Retype the records below word for word and omit any image.

## begin Data lines

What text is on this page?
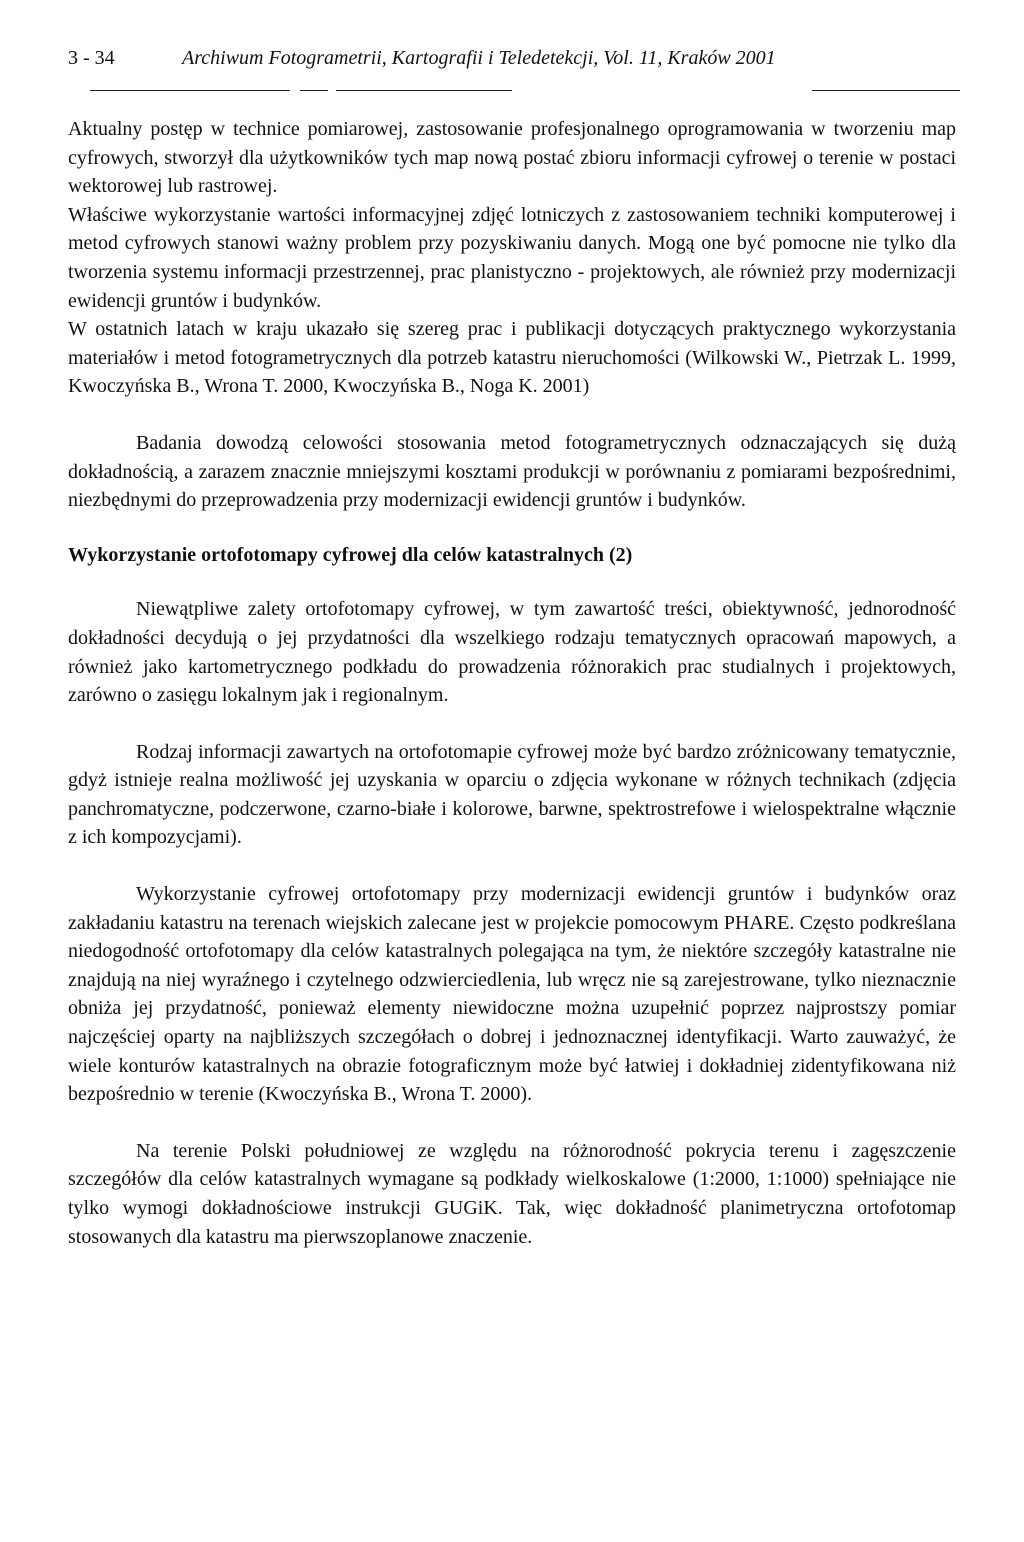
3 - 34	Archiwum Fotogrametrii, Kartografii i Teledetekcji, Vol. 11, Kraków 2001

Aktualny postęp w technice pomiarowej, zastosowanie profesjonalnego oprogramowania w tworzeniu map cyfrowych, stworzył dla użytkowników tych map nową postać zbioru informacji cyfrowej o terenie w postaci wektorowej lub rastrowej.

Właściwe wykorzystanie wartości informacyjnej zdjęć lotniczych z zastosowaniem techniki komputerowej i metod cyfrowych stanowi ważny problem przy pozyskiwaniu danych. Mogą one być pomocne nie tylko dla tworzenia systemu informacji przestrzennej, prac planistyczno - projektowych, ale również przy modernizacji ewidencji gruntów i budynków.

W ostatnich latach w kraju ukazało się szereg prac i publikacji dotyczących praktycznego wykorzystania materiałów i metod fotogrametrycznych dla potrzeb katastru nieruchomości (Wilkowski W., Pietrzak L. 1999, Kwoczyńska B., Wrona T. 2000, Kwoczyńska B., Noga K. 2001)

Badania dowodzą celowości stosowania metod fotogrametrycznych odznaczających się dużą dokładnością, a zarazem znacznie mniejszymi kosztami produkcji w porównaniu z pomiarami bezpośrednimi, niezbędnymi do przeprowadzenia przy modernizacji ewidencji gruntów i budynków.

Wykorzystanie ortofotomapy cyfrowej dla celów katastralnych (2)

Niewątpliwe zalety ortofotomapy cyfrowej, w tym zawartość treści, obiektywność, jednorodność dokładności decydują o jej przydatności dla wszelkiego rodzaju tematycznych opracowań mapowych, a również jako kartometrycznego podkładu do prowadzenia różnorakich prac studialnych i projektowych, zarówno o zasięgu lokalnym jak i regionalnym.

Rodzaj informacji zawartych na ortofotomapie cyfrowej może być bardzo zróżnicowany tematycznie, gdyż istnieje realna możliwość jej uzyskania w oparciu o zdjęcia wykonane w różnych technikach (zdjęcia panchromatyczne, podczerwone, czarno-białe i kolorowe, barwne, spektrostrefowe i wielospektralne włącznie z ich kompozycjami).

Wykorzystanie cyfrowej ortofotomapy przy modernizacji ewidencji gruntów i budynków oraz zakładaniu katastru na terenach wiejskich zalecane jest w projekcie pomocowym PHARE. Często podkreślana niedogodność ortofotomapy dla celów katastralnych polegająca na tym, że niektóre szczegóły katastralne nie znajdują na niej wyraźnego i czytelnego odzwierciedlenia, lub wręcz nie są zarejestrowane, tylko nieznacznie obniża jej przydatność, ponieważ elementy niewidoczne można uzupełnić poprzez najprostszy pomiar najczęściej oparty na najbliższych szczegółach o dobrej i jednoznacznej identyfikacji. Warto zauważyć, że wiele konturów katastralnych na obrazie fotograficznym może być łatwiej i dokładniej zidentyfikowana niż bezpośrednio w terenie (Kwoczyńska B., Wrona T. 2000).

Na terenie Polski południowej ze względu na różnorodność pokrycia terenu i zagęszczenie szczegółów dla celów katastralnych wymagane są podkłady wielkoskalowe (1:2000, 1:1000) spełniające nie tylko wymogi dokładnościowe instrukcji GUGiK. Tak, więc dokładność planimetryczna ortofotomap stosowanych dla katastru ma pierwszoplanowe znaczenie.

## end Data lines

● Task result
What text is on this page?
3 - 34	Archiwum Fotogrametrii, Kartografii i Teledetekcji, Vol. 11, Kraków 2001

Aktualny postęp w technice pomiarowej, zastosowanie profesjonalnego oprogramowania w tworzeniu map cyfrowych, stworzył dla użytkowników tych map nową postać zbioru informacji cyfrowej o terenie w postaci wektorowej lub rastrowej.

Właściwe wykorzystanie wartości informacyjnej zdjęć lotniczych z zastosowaniem techniki komputerowej i metod cyfrowych stanowi ważny problem przy pozyskiwaniu danych. Mogą one być pomocne nie tylko dla tworzenia systemu informacji przestrzennej, prac planistyczno - projektowych, ale również przy modernizacji ewidencji gruntów i budynków.

W ostatnich latach w kraju ukazało się szereg prac i publikacji dotyczących praktycznego wykorzystania materiałów i metod fotogrametrycznych dla potrzeb katastru nieruchomości (Wilkowski W., Pietrzak L. 1999, Kwoczyńska B., Wrona T. 2000, Kwoczyńska B., Noga K. 2001)

Badania dowodzą celowości stosowania metod fotogrametrycznych odznaczających się dużą dokładnością, a zarazem znacznie mniejszymi kosztami produkcji w porównaniu z pomiarami bezpośrednimi, niezbędnymi do przeprowadzenia przy modernizacji ewidencji gruntów i budynków.

Wykorzystanie ortofotomapy cyfrowej dla celów katastralnych (2)

Niewątpliwe zalety ortofotomapy cyfrowej, w tym zawartość treści, obiektywność, jednorodność dokładności decydują o jej przydatności dla wszelkiego rodzaju tematycznych opracowań mapowych, a również jako kartometrycznego podkładu do prowadzenia różnorakich prac studialnych i projektowych, zarówno o zasięgu lokalnym jak i regionalnym.

Rodzaj informacji zawartych na ortofotomapie cyfrowej może być bardzo zróżnicowany tematycznie, gdyż istnieje realna możliwość jej uzyskania w oparciu o zdjęcia wykonane w różnych technikach (zdjęcia panchromatyczne, podczerwone, czarno-białe i kolorowe, barwne, spektrostrefowe i wielospektralne włącznie z ich kompozycjami).

Wykorzystanie cyfrowej ortofotomapy przy modernizacji ewidencji gruntów i budynków oraz zakładaniu katastru na terenach wiejskich zalecane jest w projekcie pomocowym PHARE. Często podkreślana niedogodność ortofotomapy dla celów katastralnych polegająca na tym, że niektóre szczegóły katastralne nie znajdują na niej wyraźnego i czytelnego odzwierciedlenia, lub wręcz nie są zarejestrowane, tylko nieznacznie obniża jej przydatność, ponieważ elementy niewidoczne można uzupełnić poprzez najprostszy pomiar najczęściej oparty na najbliższych szczegółach o dobrej i jednoznacznej identyfikacji. Warto zauważyć, że wiele konturów katastralnych na obrazie fotograficznym może być łatwiej i dokładniej zidentyfikowana niż bezpośrednio w terenie (Kwoczyńska B., Wrona T. 2000).

Na terenie Polski południowej ze względu na różnorodność pokrycia terenu i zagęszczenie szczegółów dla celów katastralnych wymagane są podkłady wielkoskalowe (1:2000, 1:1000) spełniające nie tylko wymogi dokładnościowe instrukcji GUGiK. Tak, więc dokładność planimetryczna ortofotomap stosowanych dla katastru ma pierwszoplanowe znaczenie.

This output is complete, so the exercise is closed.